**What to do:**
Write out every entry exactly as given, but omit the pictures.

**Information supplied:**
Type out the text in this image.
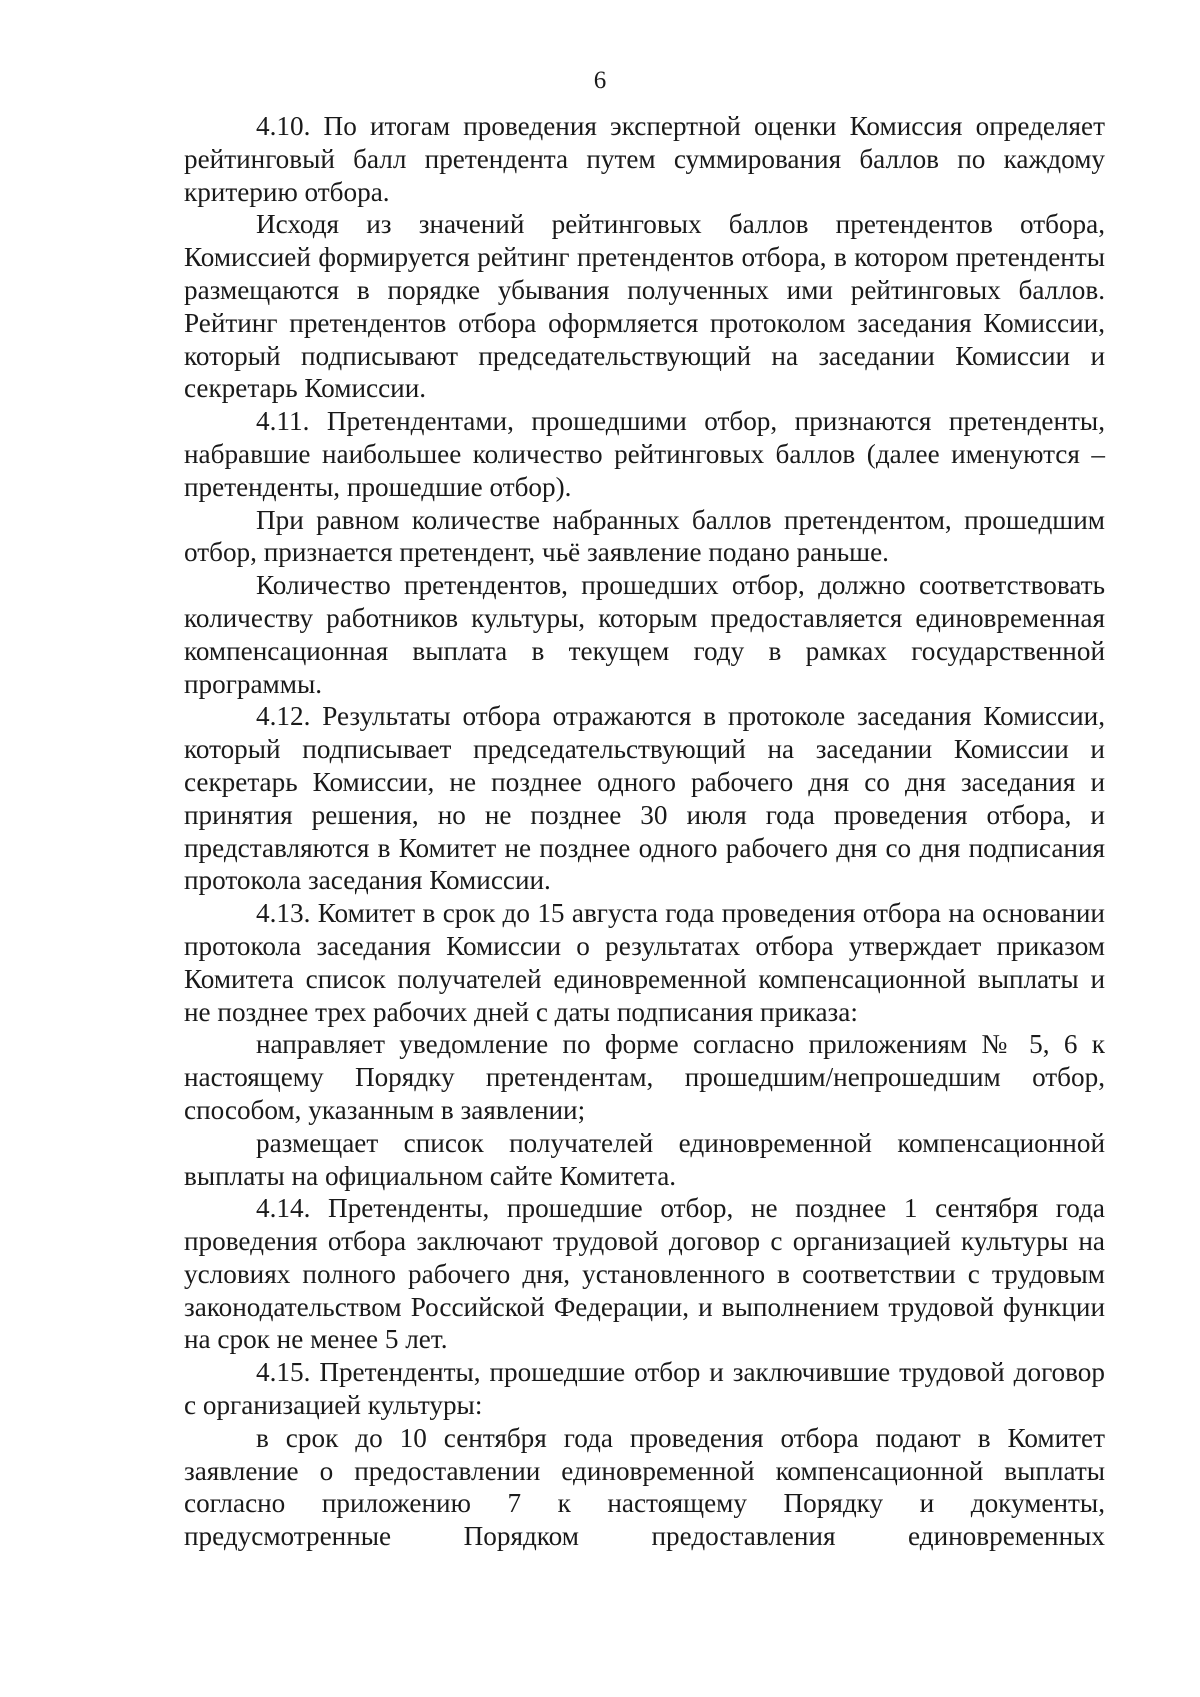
6

4.10. По итогам проведения экспертной оценки Комиссия определяет рейтинговый балл претендента путем суммирования баллов по каждому критерию отбора.

Исходя из значений рейтинговых баллов претендентов отбора, Комиссией формируется рейтинг претендентов отбора, в котором претенденты размещаются в порядке убывания полученных ими рейтинговых баллов. Рейтинг претендентов отбора оформляется протоколом заседания Комиссии, который подписывают председательствующий на заседании Комиссии и секретарь Комиссии.

4.11. Претендентами, прошедшими отбор, признаются претенденты, набравшие наибольшее количество рейтинговых баллов (далее именуются – претенденты, прошедшие отбор).

При равном количестве набранных баллов претендентом, прошедшим отбор, признается претендент, чьё заявление подано раньше.

Количество претендентов, прошедших отбор, должно соответствовать количеству работников культуры, которым предоставляется единовременная компенсационная выплата в текущем году в рамках государственной программы.

4.12. Результаты отбора отражаются в протоколе заседания Комиссии, который подписывает председательствующий на заседании Комиссии и секретарь Комиссии, не позднее одного рабочего дня со дня заседания и принятия решения, но не позднее 30 июля года проведения отбора, и представляются в Комитет не позднее одного рабочего дня со дня подписания протокола заседания Комиссии.

4.13. Комитет в срок до 15 августа года проведения отбора на основании протокола заседания Комиссии о результатах отбора утверждает приказом Комитета список получателей единовременной компенсационной выплаты и не позднее трех рабочих дней с даты подписания приказа:

направляет уведомление по форме согласно приложениям № 5, 6 к настоящему Порядку претендентам, прошедшим/непрошедшим отбор, способом, указанным в заявлении;

размещает список получателей единовременной компенсационной выплаты на официальном сайте Комитета.

4.14. Претенденты, прошедшие отбор, не позднее 1 сентября года проведения отбора заключают трудовой договор с организацией культуры на условиях полного рабочего дня, установленного в соответствии с трудовым законодательством Российской Федерации, и выполнением трудовой функции на срок не менее 5 лет.

4.15. Претенденты, прошедшие отбор и заключившие трудовой договор с организацией культуры:

в срок до 10 сентября года проведения отбора подают в Комитет заявление о предоставлении единовременной компенсационной выплаты согласно приложению 7 к настоящему Порядку и документы, предусмотренные Порядком предоставления единовременных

**Task output:**
Type out the text in this image.
6

4.10. По итогам проведения экспертной оценки Комиссия определяет рейтинговый балл претендента путем суммирования баллов по каждому критерию отбора.

Исходя из значений рейтинговых баллов претендентов отбора, Комиссией формируется рейтинг претендентов отбора, в котором претенденты размещаются в порядке убывания полученных ими рейтинговых баллов. Рейтинг претендентов отбора оформляется протоколом заседания Комиссии, который подписывают председательствующий на заседании Комиссии и секретарь Комиссии.

4.11. Претендентами, прошедшими отбор, признаются претенденты, набравшие наибольшее количество рейтинговых баллов (далее именуются – претенденты, прошедшие отбор).

При равном количестве набранных баллов претендентом, прошедшим отбор, признается претендент, чьё заявление подано раньше.

Количество претендентов, прошедших отбор, должно соответствовать количеству работников культуры, которым предоставляется единовременная компенсационная выплата в текущем году в рамках государственной программы.

4.12. Результаты отбора отражаются в протоколе заседания Комиссии, который подписывает председательствующий на заседании Комиссии и секретарь Комиссии, не позднее одного рабочего дня со дня заседания и принятия решения, но не позднее 30 июля года проведения отбора, и представляются в Комитет не позднее одного рабочего дня со дня подписания протокола заседания Комиссии.

4.13. Комитет в срок до 15 августа года проведения отбора на основании протокола заседания Комиссии о результатах отбора утверждает приказом Комитета список получателей единовременной компенсационной выплаты и не позднее трех рабочих дней с даты подписания приказа:

направляет уведомление по форме согласно приложениям № 5, 6 к настоящему Порядку претендентам, прошедшим/непрошедшим отбор, способом, указанным в заявлении;

размещает список получателей единовременной компенсационной выплаты на официальном сайте Комитета.

4.14. Претенденты, прошедшие отбор, не позднее 1 сентября года проведения отбора заключают трудовой договор с организацией культуры на условиях полного рабочего дня, установленного в соответствии с трудовым законодательством Российской Федерации, и выполнением трудовой функции на срок не менее 5 лет.

4.15. Претенденты, прошедшие отбор и заключившие трудовой договор с организацией культуры:

в срок до 10 сентября года проведения отбора подают в Комитет заявление о предоставлении единовременной компенсационной выплаты согласно приложению 7 к настоящему Порядку и документы, предусмотренные Порядком предоставления единовременных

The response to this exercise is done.